◆ **Entries**
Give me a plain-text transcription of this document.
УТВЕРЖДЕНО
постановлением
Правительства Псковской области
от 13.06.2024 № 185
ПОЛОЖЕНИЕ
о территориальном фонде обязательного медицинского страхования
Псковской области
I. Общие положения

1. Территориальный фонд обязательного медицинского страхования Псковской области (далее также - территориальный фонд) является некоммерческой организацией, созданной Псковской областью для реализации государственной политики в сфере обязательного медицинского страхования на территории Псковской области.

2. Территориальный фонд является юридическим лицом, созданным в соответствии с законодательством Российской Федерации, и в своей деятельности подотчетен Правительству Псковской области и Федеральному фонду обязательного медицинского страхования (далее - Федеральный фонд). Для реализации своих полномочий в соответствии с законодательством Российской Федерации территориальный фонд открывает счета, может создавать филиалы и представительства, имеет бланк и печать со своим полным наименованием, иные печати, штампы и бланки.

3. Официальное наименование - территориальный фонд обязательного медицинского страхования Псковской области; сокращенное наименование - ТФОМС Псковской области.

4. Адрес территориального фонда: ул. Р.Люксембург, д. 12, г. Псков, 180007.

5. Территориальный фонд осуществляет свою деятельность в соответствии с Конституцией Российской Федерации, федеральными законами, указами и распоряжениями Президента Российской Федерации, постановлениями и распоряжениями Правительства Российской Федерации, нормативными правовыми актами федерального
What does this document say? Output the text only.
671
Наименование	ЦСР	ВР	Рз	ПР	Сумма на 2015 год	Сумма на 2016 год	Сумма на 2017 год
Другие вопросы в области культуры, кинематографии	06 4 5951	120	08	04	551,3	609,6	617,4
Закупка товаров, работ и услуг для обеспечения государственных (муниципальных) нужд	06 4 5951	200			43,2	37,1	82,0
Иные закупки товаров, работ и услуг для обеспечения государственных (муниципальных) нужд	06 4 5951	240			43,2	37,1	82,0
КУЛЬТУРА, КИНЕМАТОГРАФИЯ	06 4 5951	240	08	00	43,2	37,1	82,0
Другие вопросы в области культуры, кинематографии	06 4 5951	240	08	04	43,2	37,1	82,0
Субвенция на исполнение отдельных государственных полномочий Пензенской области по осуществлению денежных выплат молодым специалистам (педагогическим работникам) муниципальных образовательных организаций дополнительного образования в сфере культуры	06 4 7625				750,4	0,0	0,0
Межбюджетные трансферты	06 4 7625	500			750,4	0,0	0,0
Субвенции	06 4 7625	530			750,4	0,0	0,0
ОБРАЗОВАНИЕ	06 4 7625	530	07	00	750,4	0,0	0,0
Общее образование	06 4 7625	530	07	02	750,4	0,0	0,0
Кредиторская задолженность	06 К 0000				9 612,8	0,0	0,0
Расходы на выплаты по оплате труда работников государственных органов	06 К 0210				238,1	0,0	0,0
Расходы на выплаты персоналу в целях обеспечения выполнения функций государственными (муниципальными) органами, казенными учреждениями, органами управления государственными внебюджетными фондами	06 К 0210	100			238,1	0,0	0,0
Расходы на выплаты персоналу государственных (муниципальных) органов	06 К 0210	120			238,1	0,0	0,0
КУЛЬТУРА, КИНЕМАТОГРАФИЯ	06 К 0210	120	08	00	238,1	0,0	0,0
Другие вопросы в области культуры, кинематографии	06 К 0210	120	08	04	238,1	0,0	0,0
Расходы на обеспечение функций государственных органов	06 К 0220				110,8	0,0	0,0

◆ **Task details**
Read the entries and show each line that mentions "text".

◆ **Final result**
Give me a plain-text transcription of this document.
What does this document say? Output the text only.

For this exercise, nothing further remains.